> PROVIDED RECORDS
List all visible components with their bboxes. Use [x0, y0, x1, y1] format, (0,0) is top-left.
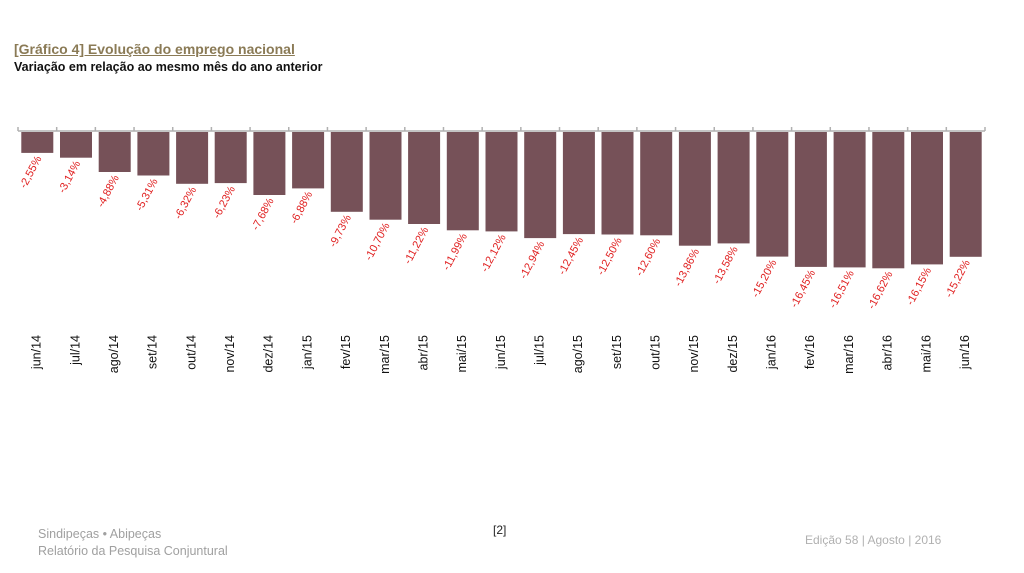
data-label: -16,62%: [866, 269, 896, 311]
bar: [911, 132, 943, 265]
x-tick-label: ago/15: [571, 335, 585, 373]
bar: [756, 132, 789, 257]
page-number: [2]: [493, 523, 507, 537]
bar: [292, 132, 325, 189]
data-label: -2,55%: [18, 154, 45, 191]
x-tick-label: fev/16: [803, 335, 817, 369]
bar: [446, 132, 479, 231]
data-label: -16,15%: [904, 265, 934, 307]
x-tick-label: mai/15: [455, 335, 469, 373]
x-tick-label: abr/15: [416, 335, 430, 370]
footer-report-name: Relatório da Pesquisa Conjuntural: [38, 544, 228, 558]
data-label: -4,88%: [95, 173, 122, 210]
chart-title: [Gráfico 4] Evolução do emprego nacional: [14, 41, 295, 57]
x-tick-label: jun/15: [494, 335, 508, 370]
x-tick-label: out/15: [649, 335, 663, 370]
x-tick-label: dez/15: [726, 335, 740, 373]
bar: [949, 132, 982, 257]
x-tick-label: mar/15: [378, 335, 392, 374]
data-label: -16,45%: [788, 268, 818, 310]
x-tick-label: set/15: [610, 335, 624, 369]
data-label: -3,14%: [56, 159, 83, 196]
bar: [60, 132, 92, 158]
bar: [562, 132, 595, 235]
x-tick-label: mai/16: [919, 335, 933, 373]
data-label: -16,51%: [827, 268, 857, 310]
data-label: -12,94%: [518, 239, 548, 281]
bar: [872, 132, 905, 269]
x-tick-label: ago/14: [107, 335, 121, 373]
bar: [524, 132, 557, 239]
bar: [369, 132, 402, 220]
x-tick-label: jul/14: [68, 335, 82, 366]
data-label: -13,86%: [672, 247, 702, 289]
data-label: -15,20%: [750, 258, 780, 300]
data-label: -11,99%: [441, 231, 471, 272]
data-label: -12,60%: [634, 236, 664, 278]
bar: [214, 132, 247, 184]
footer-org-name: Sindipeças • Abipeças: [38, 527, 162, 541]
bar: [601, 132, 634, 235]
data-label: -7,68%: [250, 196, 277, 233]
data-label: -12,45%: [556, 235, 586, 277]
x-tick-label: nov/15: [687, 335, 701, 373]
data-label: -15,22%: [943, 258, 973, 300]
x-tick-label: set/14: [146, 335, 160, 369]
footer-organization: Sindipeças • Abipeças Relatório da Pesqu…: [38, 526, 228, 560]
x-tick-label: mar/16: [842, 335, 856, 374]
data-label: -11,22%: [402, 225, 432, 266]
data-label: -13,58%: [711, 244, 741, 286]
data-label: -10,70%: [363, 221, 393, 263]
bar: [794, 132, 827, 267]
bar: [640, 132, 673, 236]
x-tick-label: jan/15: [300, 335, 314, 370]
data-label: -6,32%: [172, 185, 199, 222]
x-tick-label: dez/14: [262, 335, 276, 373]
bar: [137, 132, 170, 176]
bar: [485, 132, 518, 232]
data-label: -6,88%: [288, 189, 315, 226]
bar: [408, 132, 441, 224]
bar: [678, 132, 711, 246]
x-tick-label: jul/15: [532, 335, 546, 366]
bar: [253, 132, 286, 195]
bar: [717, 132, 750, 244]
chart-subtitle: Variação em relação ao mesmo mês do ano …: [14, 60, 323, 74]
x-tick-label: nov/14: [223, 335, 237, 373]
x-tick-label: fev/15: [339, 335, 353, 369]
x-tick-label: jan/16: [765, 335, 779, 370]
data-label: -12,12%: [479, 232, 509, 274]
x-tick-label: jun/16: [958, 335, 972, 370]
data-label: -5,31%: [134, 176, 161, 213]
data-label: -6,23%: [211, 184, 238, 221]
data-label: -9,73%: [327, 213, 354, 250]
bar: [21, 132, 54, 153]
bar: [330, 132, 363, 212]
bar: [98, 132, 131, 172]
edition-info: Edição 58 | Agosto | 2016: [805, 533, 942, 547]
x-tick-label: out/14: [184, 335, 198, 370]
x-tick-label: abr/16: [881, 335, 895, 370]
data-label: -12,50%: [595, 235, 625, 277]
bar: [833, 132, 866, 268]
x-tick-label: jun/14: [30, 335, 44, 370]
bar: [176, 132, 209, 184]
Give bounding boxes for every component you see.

> BRIEF
Please reproduce verbatim the lines in the records that begin with the line containing "data-label: -16,62%: [866, 269, 896, 311]" and end with the line containing "data-label: -2,55%: [18, 154, 45, 191]", including both.

> SOLVED EXERCISE
data-label: -16,62%: [866, 269, 896, 311]
bar: [911, 132, 943, 265]
x-tick-label: ago/15: [571, 335, 585, 373]
bar: [756, 132, 789, 257]
page-number: [2]: [493, 523, 507, 537]
bar: [292, 132, 325, 189]
data-label: -2,55%: [18, 154, 45, 191]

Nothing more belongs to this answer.